- WHAT IS BEING ASKED
From the listing below, select every line where the word "Text" appears.

- EXCERPTED RECORDS

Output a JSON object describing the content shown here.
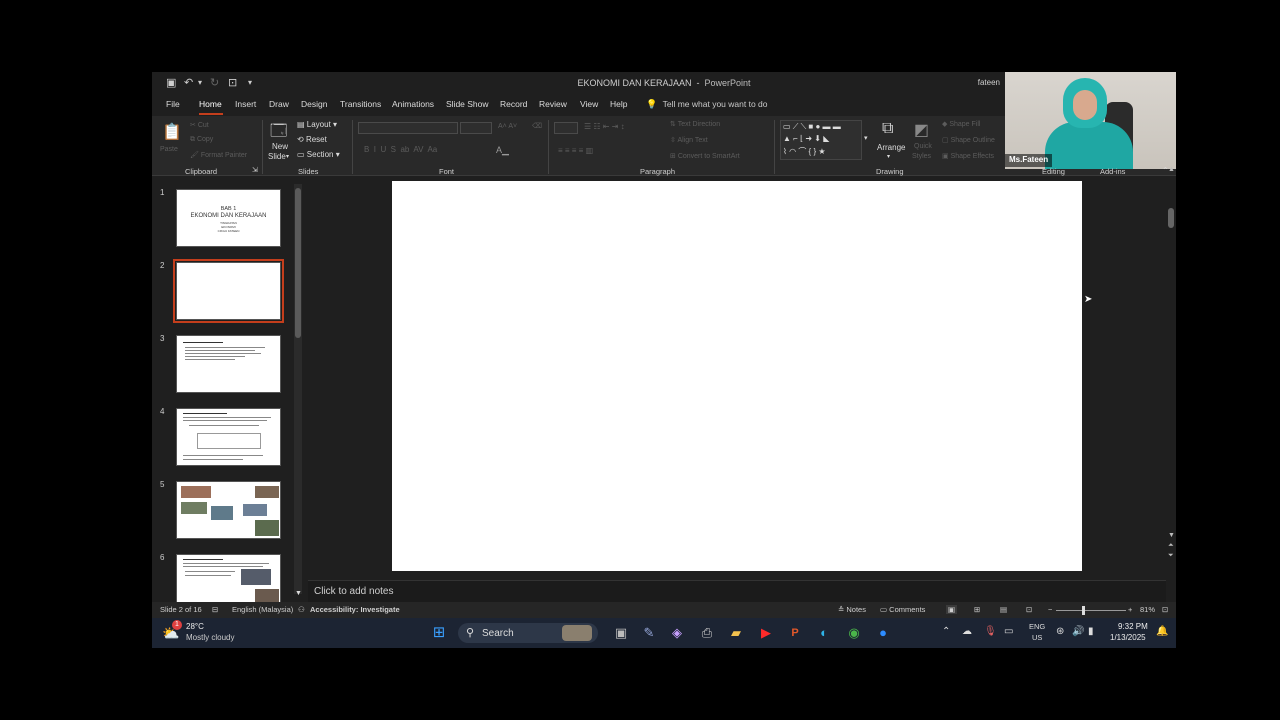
{
  "window": {
    "doc_title": "EKONOMI DAN KERAJAAN",
    "app_name": "PowerPoint",
    "user": "fateen"
  },
  "tabs": [
    "File",
    "Home",
    "Insert",
    "Draw",
    "Design",
    "Transitions",
    "Animations",
    "Slide Show",
    "Record",
    "Review",
    "View",
    "Help"
  ],
  "active_tab": "Home",
  "tell_me": "Tell me what you want to do",
  "ribbon": {
    "clipboard": {
      "label": "Clipboard",
      "paste": "Paste",
      "cut": "Cut",
      "copy": "Copy",
      "format_painter": "Format Painter"
    },
    "slides": {
      "label": "Slides",
      "new_slide": "New",
      "new_slide2": "Slide",
      "layout": "Layout",
      "reset": "Reset",
      "section": "Section"
    },
    "font": {
      "label": "Font"
    },
    "paragraph": {
      "label": "Paragraph",
      "text_direction": "Text Direction",
      "align_text": "Align Text",
      "convert_smartart": "Convert to SmartArt"
    },
    "drawing": {
      "label": "Drawing",
      "arrange": "Arrange",
      "quick_styles": "Quick",
      "quick_styles2": "Styles",
      "shape_fill": "Shape Fill",
      "shape_outline": "Shape Outline",
      "shape_effects": "Shape Effects"
    },
    "editing": {
      "label": "Editing"
    },
    "addins": {
      "label": "Add-ins"
    }
  },
  "webcam": {
    "name": "Ms.Fateen"
  },
  "slides": [
    {
      "num": "1",
      "title_line1": "BAB 1",
      "title_line2": "EKONOMI DAN KERAJAAN",
      "sub1": "TINGKATAN",
      "sub2": "EKONOMI",
      "sub3": "CIKGU FATEEN"
    },
    {
      "num": "2"
    },
    {
      "num": "3"
    },
    {
      "num": "4"
    },
    {
      "num": "5"
    },
    {
      "num": "6"
    }
  ],
  "selected_slide": 2,
  "notes_placeholder": "Click to add notes",
  "status": {
    "slide_of": "Slide 2 of 16",
    "language": "English (Malaysia)",
    "accessibility": "Accessibility: Investigate",
    "notes": "Notes",
    "comments": "Comments",
    "zoom": "81%"
  },
  "taskbar": {
    "weather_temp": "28°C",
    "weather_desc": "Mostly cloudy",
    "search": "Search",
    "lang1": "ENG",
    "lang2": "US",
    "time": "9:32 PM",
    "date": "1/13/2025",
    "notification_badge": "1"
  },
  "colors": {
    "accent": "#c43e1c",
    "powerpoint": "#c43e1c",
    "taskbar": "#1c2433"
  }
}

- SOLUTION TO THIS EXERCISE
      "text_direction": "Text Direction",
      "align_text": "Align Text",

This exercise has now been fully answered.